#### [指示 1]
下のウィスラー・ブラッコムについての本文から、「ウィスラー・ビレッジ(以下ビレッジ)と呼ばれるエリアには」で始まる段落を選び、主な事実を残して箇条書きにしてください。

#### [本文抜粋]
- - -

ウィスラー・ブラッコム(英語:Whistler-Blackcomb)は、カナダのブリティッシュコロンビア州南西部、ウィスラーにあるスキーリゾート。
ウィスラー・ビレッジ(以下ビレッジ)と呼ばれるエリアには有名ホテル、レストラン及びバー、コンドミニアム、別荘などが密集している。ビレッジは標高675m(2,214フィート)で、バンクーバー、及びバンクーバー国際空港からはおよそ126km(78マイル)の位置にある。
ウィスラー・ブラッコムは2つの山であるウィスラー・マウンテンとブラッコム・マウンテンからなり、スキー場として開発された。標高はブラッコム・マウンテンの方が高く、2,284m(7,494フィート)あり[1]主要33本のリフトにより200以上のコースにアクセスすることが出来る。ビレッジとの標高差1,609m(5,280フィート、または1マイル)は北米エリアのスキー場としては最大規模を誇る。ウィスラー・ブラッコムはまた滑走可能エリアでも北米エリアで最大規模であり、その広さは8,171エーカー(33km²)であり、コロラド州にあるベイルリゾートの5,289エーカー(21km²)と比較して1.5倍の広さがある。いくつかの資料によればウィスラー・ブラッコムは世界最大のスキーエリアであると言われるが、ヨーロッパにあるスキーリゾート(フランス、オーストリア、スイスなど)はエリア全体を計測するのではなくコースの全長を計測しているため、単純にどちらが大きいのかという比較は難しい。ブラッコム・マウンテンには3つの氷河があり、6月から8月までは夏期スキーも出来る。2010年冬季オリンピックでは男女のスラローム、大回転、ボブスレー、リュージュ及びスケルトン競技が開催された。

- - -

#### [指示 2]
下に並ぶ行のうち、先頭の行から「item-name-line: （表五之1） [115,377,240,403]」を含む行まで（両端を含む）の部分をMarkdownの表で表してください。列は「番号」と「内容」の2つとし、空行は除いてください。

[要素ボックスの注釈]
- - -

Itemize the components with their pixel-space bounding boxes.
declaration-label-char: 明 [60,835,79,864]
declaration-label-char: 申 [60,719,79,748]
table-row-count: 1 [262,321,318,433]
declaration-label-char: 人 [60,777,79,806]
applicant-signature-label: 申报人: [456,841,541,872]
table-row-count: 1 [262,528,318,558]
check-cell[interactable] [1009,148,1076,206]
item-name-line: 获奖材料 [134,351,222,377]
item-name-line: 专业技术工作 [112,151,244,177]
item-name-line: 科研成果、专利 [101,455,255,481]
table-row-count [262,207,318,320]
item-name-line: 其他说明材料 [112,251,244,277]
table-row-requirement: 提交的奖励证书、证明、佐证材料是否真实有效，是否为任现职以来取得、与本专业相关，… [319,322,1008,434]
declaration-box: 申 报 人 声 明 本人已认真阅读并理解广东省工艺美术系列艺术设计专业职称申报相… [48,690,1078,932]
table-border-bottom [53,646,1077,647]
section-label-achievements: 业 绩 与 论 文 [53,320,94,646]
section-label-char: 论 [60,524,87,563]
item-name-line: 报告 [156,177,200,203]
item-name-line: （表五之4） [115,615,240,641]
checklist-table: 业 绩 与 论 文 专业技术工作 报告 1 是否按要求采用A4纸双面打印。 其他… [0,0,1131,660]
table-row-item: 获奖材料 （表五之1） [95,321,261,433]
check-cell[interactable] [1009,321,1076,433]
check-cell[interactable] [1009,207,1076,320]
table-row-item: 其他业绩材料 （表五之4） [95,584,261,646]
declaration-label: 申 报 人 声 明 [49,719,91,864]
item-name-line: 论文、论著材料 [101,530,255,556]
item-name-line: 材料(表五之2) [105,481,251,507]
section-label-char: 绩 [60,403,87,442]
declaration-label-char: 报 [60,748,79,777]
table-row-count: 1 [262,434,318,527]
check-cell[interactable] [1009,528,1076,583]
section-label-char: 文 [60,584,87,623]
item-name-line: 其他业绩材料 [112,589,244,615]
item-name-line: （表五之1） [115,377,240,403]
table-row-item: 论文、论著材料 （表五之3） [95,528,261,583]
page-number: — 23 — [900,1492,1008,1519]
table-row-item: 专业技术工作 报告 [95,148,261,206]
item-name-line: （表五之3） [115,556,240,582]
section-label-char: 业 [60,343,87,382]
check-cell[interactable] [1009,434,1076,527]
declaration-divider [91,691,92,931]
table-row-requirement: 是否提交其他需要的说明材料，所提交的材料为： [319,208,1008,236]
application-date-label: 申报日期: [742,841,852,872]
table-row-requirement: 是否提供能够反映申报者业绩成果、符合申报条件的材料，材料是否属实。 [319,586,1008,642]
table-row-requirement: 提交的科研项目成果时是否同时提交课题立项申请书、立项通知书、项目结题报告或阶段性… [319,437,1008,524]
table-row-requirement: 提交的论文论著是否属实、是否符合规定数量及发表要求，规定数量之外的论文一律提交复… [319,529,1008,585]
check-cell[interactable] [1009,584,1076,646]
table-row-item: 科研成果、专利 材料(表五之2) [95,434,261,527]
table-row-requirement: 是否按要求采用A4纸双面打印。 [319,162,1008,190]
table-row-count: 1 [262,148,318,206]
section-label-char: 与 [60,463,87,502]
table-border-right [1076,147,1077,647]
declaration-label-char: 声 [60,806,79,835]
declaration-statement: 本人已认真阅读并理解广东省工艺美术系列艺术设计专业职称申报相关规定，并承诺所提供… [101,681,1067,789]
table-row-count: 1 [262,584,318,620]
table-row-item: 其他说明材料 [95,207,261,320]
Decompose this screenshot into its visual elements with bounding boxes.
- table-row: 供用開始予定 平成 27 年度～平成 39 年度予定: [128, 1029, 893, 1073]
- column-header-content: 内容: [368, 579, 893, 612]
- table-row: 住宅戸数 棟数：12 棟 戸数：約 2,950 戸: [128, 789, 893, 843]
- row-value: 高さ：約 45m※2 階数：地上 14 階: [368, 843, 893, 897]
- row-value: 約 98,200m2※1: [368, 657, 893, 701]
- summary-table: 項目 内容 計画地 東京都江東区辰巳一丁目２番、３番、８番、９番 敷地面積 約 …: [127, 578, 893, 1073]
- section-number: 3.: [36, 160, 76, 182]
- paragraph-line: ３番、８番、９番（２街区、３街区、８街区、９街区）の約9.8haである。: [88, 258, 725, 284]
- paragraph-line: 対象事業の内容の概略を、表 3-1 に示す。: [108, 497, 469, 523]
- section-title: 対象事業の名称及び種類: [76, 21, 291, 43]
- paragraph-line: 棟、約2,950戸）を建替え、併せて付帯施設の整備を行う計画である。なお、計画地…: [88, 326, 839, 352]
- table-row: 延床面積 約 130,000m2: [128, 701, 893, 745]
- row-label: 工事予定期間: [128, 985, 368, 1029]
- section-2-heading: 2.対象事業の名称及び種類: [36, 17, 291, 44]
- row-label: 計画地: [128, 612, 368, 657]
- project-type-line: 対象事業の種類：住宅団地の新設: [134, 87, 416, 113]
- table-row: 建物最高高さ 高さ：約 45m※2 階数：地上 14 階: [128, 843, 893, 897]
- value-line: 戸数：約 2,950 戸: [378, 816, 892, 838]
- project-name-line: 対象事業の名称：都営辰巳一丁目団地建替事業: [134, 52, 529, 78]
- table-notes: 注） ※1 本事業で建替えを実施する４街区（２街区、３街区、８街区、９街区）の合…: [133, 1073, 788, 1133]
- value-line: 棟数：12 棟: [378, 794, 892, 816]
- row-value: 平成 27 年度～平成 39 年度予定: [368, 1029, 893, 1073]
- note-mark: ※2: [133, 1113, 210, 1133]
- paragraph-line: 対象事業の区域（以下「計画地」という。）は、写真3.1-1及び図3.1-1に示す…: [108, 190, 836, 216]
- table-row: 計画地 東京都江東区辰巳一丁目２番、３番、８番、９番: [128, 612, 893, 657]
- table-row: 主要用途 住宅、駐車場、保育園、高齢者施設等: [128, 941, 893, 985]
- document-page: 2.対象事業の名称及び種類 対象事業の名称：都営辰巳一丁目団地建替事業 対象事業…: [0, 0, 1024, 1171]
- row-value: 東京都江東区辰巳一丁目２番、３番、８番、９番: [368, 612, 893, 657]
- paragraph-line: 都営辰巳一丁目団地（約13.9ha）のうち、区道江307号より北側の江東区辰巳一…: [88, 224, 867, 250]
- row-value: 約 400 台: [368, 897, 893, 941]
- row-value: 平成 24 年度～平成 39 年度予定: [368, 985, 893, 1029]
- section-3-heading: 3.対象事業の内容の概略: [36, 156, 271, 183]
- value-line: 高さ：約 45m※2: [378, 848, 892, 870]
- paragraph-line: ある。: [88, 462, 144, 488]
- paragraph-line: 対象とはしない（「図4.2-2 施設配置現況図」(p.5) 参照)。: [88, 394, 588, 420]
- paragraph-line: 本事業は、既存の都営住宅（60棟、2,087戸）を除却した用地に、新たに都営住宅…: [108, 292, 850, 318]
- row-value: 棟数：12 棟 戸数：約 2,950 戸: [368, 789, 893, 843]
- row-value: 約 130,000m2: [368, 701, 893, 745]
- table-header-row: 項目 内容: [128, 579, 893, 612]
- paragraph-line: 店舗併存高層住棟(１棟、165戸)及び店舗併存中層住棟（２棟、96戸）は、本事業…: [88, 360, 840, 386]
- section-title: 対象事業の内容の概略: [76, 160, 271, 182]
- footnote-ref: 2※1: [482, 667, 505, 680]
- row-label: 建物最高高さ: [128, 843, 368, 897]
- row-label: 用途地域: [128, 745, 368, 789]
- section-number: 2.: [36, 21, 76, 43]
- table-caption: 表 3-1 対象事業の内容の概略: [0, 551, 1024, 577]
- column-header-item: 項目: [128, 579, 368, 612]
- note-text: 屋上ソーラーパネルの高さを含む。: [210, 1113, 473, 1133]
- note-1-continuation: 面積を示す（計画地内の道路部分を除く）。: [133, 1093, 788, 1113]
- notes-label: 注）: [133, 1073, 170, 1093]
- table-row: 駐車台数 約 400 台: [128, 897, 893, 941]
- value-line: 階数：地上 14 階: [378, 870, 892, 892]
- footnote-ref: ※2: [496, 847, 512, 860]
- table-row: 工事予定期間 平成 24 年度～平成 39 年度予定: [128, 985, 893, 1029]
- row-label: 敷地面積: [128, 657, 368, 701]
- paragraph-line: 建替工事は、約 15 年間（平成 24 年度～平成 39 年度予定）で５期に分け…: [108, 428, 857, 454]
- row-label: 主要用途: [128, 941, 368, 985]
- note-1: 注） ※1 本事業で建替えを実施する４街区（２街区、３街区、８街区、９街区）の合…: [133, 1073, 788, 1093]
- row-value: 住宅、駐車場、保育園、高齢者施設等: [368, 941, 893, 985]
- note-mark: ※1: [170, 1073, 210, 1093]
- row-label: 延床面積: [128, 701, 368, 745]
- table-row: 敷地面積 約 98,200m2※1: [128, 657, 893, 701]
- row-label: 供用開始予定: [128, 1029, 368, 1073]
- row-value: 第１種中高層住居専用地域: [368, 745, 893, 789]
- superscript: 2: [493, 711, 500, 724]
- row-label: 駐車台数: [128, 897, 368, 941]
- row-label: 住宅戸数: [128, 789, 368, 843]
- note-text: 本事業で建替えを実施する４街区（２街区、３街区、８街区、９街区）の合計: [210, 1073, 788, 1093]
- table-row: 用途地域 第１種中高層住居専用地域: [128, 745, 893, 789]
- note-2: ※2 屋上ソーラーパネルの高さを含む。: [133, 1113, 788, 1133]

- - -

#### [解答例 1]
- ウィスラー・ビレッジには、有名ホテル、レストラン、バー、コンドミニアム、別荘などが密集している。
- ビレッジの標高は675m(2,214フィート)である。
- バンクーバーおよびバンクーバー国際空港から約126km(78マイル)の位置にある。

#### [解答例 2]
| 番号 | 内容 |
|---|---|
| 1 | Itemize the components with their pixel-space bounding boxes. |
| 2 | declaration-label-char: 明 [60,835,79,864] |
| 3 | declaration-label-char: 申 [60,719,79,748] |
| 4 | table-row-count: 1 [262,321,318,433] |
| 5 | declaration-label-char: 人 [60,777,79,806] |
| 6 | applicant-signature-label: 申报人: [456,841,541,872] |
| 7 | table-row-count: 1 [262,528,318,558] |
| 8 | check-cell[interactable] [1009,148,1076,206] |
| 9 | item-name-line: 获奖材料 [134,351,222,377] |
| 10 | item-name-line: 专业技术工作 [112,151,244,177] |
| 11 | item-name-line: 科研成果、专利 [101,455,255,481] |
| 12 | table-row-count [262,207,318,320] |
| 13 | item-name-line: 其他说明材料 [112,251,244,277] |
| 14 | table-row-requirement: 提交的奖励证书、证明、佐证材料是否真实有效，是否为任现职以来取得、与本专业相关，… [319,322,1008,434] |
| 15 | declaration-box: 申 报 人 声 明 本人已认真阅读并理解广东省工艺美术系列艺术设计专业职称申报相… [48,690,1078,932] |
| 16 | table-border-bottom [53,646,1077,647] |
| 17 | section-label-achievements: 业 绩 与 论 文 [53,320,94,646] |
| 18 | section-label-char: 论 [60,524,87,563] |
| 19 | item-name-line: 报告 [156,177,200,203] |
| 20 | item-name-line: （表五之4） [115,615,240,641] |
| 21 | checklist-table: 业 绩 与 论 文 专业技术工作 报告 1 是否按要求采用A4纸双面打印。 其他… [0,0,1131,660] |
| 22 | table-row-item: 获奖材料 （表五之1） [95,321,261,433] |
| 23 | check-cell[interactable] [1009,321,1076,433] |
| 24 | check-cell[interactable] [1009,207,1076,320] |
| 25 | table-row-item: 其他业绩材料 （表五之4） [95,584,261,646] |
| 26 | declaration-label: 申 报 人 声 明 [49,719,91,864] |
| 27 | item-name-line: 论文、论著材料 [101,530,255,556] |
| 28 | item-name-line: 材料(表五之2) [105,481,251,507] |
| 29 | section-label-char: 绩 [60,403,87,442] |
| 30 | declaration-label-char: 报 [60,748,79,777] |
| 31 | table-row-count: 1 [262,434,318,527] |
| 32 | check-cell[interactable] [1009,528,1076,583] |
| 33 | section-label-char: 文 [60,584,87,623] |
| 34 | item-name-line: 其他业绩材料 [112,589,244,615] |
| 35 | item-name-line: （表五之1） [115,377,240,403] |